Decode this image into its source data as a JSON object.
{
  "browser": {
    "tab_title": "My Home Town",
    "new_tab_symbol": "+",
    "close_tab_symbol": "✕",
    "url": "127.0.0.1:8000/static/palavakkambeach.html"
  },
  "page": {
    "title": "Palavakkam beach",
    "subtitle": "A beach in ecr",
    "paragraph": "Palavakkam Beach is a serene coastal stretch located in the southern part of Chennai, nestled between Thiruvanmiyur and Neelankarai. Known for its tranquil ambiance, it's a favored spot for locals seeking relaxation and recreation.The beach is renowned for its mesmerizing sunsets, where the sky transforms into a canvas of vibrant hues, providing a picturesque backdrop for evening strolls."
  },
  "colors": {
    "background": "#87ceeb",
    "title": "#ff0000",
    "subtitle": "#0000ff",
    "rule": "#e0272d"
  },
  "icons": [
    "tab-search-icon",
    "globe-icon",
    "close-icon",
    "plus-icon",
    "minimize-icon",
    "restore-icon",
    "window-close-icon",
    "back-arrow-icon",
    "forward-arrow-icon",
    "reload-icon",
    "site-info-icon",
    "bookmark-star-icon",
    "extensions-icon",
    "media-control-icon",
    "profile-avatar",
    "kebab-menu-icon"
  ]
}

» **Exercise requirements**
Reproduce each line verbatim.

» **Reply**
Decode this image into its source data as a JSON object.
{
  "browser": {
    "tab_title": "My Home Town",
    "new_tab_symbol": "+",
    "close_tab_symbol": "✕",
    "url": "127.0.0.1:8000/static/palavakkambeach.html"
  },
  "page": {
    "title": "Palavakkam beach",
    "subtitle": "A beach in ecr",
    "paragraph": "Palavakkam Beach is a serene coastal stretch located in the southern part of Chennai, nestled between Thiruvanmiyur and Neelankarai. Known for its tranquil ambiance, it's a favored spot for locals seeking relaxation and recreation.The beach is renowned for its mesmerizing sunsets, where the sky transforms into a canvas of vibrant hues, providing a picturesque backdrop for evening strolls."
  },
  "colors": {
    "background": "#87ceeb",
    "title": "#ff0000",
    "subtitle": "#0000ff",
    "rule": "#e0272d"
  },
  "icons": [
    "tab-search-icon",
    "globe-icon",
    "close-icon",
    "plus-icon",
    "minimize-icon",
    "restore-icon",
    "window-close-icon",
    "back-arrow-icon",
    "forward-arrow-icon",
    "reload-icon",
    "site-info-icon",
    "bookmark-star-icon",
    "extensions-icon",
    "media-control-icon",
    "profile-avatar",
    "kebab-menu-icon"
  ]
}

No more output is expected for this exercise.